Data excerpts

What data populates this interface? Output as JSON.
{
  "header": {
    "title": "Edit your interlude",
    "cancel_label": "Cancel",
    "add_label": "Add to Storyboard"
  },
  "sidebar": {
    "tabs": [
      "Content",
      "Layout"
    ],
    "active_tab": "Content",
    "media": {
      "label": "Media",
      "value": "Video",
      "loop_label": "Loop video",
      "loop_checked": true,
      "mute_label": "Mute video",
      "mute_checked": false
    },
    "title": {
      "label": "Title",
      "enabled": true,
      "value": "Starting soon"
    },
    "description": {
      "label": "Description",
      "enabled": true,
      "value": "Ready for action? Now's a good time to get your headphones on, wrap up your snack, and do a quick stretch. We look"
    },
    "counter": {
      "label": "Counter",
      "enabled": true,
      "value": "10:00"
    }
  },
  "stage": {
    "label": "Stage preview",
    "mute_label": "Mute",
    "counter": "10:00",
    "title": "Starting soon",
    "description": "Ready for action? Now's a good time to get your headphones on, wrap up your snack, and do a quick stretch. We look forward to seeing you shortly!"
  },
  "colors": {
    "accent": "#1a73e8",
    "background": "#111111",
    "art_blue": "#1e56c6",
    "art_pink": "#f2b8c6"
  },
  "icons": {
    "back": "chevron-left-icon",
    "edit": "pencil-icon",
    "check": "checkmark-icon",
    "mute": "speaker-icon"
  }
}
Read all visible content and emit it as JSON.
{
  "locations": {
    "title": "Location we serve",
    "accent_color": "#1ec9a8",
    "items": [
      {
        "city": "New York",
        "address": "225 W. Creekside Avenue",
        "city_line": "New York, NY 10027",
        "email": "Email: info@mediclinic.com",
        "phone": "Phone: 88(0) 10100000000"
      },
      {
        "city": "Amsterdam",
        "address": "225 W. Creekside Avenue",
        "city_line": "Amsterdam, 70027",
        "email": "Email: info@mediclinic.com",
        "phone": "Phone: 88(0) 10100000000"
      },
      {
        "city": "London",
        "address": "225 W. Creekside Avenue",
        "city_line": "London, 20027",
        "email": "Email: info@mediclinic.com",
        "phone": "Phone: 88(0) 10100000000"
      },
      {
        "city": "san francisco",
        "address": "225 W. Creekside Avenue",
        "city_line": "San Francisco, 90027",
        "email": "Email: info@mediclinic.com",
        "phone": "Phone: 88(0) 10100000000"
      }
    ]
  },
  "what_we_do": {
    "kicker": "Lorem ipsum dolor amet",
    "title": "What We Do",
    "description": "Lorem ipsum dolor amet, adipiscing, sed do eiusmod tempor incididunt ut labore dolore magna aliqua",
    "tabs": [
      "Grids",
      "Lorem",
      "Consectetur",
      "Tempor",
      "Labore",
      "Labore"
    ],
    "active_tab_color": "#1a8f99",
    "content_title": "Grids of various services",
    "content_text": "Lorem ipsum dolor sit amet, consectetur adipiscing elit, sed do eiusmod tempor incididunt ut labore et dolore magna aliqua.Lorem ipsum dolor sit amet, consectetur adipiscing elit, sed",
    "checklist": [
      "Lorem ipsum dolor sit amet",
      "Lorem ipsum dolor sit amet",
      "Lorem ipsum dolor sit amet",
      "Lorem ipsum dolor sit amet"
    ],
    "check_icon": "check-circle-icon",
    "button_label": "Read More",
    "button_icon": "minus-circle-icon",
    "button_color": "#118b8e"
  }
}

:: WHAT THE TASK ASKS ::
Repeat exactly the lines from the one containing "Read all visible content and emit it as JSON." through the last line of the records above, both included, and nothing else.

:: RIGHT ANSWER ::
Read all visible content and emit it as JSON.
{
  "locations": {
    "title": "Location we serve",
    "accent_color": "#1ec9a8",
    "items": [
      {
        "city": "New York",
        "address": "225 W. Creekside Avenue",
        "city_line": "New York, NY 10027",
        "email": "Email: info@mediclinic.com",
        "phone": "Phone: 88(0) 10100000000"
      },
      {
        "city": "Amsterdam",
        "address": "225 W. Creekside Avenue",
        "city_line": "Amsterdam, 70027",
        "email": "Email: info@mediclinic.com",
        "phone": "Phone: 88(0) 10100000000"
      },
      {
        "city": "London",
        "address": "225 W. Creekside Avenue",
        "city_line": "London, 20027",
        "email": "Email: info@mediclinic.com",
        "phone": "Phone: 88(0) 10100000000"
      },
      {
        "city": "san francisco",
        "address": "225 W. Creekside Avenue",
        "city_line": "San Francisco, 90027",
        "email": "Email: info@mediclinic.com",
        "phone": "Phone: 88(0) 10100000000"
      }
    ]
  },
  "what_we_do": {
    "kicker": "Lorem ipsum dolor amet",
    "title": "What We Do",
    "description": "Lorem ipsum dolor amet, adipiscing, sed do eiusmod tempor incididunt ut labore dolore magna aliqua",
    "tabs": [
      "Grids",
      "Lorem",
      "Consectetur",
      "Tempor",
      "Labore",
      "Labore"
    ],
    "active_tab_color": "#1a8f99",
    "content_title": "Grids of various services",
    "content_text": "Lorem ipsum dolor sit amet, consectetur adipiscing elit, sed do eiusmod tempor incididunt ut labore et dolore magna aliqua.Lorem ipsum dolor sit amet, consectetur adipiscing elit, sed",
    "checklist": [
      "Lorem ipsum dolor sit amet",
      "Lorem ipsum dolor sit amet",
      "Lorem ipsum dolor sit amet",
      "Lorem ipsum dolor sit amet"
    ],
    "check_icon": "check-circle-icon",
    "button_label": "Read More",
    "button_icon": "minus-circle-icon",
    "button_color": "#118b8e"
  }
}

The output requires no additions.